*The data:*

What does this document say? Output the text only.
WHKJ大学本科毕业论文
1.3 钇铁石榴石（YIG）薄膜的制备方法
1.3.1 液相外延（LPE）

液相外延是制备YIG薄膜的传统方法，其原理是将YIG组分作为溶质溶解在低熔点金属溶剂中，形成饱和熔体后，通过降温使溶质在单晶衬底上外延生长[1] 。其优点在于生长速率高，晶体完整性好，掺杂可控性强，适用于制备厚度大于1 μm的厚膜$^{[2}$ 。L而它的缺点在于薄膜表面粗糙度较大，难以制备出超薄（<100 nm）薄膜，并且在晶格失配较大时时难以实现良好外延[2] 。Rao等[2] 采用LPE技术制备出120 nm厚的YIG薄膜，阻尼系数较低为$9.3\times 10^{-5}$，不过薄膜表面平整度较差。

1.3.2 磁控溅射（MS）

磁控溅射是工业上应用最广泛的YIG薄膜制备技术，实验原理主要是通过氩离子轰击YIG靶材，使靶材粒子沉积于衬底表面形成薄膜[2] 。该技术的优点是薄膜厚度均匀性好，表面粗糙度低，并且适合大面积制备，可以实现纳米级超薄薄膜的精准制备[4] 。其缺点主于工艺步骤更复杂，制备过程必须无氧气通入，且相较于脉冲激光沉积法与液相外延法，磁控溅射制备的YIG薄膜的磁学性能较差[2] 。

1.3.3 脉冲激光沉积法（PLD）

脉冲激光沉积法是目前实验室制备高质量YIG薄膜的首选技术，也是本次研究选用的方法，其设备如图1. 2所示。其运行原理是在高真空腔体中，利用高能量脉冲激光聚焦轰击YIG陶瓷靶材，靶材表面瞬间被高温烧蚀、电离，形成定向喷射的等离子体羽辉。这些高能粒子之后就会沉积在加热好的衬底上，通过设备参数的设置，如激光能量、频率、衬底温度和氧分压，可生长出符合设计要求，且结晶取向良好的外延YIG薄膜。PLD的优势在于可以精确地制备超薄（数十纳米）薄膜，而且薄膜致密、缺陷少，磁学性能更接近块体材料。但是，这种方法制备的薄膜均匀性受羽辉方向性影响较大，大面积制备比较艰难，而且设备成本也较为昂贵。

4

*Task instructions:* What is needed here is an exact reproduction of all the entries.

*Problem solution:*
What does this document say? Output the text only.
WHKJ大学本科毕业论文
1.3 钇铁石榴石（YIG）薄膜的制备方法
1.3.1 液相外延（LPE）

液相外延是制备YIG薄膜的传统方法，其原理是将YIG组分作为溶质溶解在低熔点金属溶剂中，形成饱和熔体后，通过降温使溶质在单晶衬底上外延生长[1] 。其优点在于生长速率高，晶体完整性好，掺杂可控性强，适用于制备厚度大于1 μm的厚膜$^{[2}$ 。L而它的缺点在于薄膜表面粗糙度较大，难以制备出超薄（<100 nm）薄膜，并且在晶格失配较大时时难以实现良好外延[2] 。Rao等[2] 采用LPE技术制备出120 nm厚的YIG薄膜，阻尼系数较低为$9.3\times 10^{-5}$，不过薄膜表面平整度较差。

1.3.2 磁控溅射（MS）

磁控溅射是工业上应用最广泛的YIG薄膜制备技术，实验原理主要是通过氩离子轰击YIG靶材，使靶材粒子沉积于衬底表面形成薄膜[2] 。该技术的优点是薄膜厚度均匀性好，表面粗糙度低，并且适合大面积制备，可以实现纳米级超薄薄膜的精准制备[4] 。其缺点主于工艺步骤更复杂，制备过程必须无氧气通入，且相较于脉冲激光沉积法与液相外延法，磁控溅射制备的YIG薄膜的磁学性能较差[2] 。

1.3.3 脉冲激光沉积法（PLD）

脉冲激光沉积法是目前实验室制备高质量YIG薄膜的首选技术，也是本次研究选用的方法，其设备如图1. 2所示。其运行原理是在高真空腔体中，利用高能量脉冲激光聚焦轰击YIG陶瓷靶材，靶材表面瞬间被高温烧蚀、电离，形成定向喷射的等离子体羽辉。这些高能粒子之后就会沉积在加热好的衬底上，通过设备参数的设置，如激光能量、频率、衬底温度和氧分压，可生长出符合设计要求，且结晶取向良好的外延YIG薄膜。PLD的优势在于可以精确地制备超薄（数十纳米）薄膜，而且薄膜致密、缺陷少，磁学性能更接近块体材料。但是，这种方法制备的薄膜均匀性受羽辉方向性影响较大，大面积制备比较艰难，而且设备成本也较为昂贵。

4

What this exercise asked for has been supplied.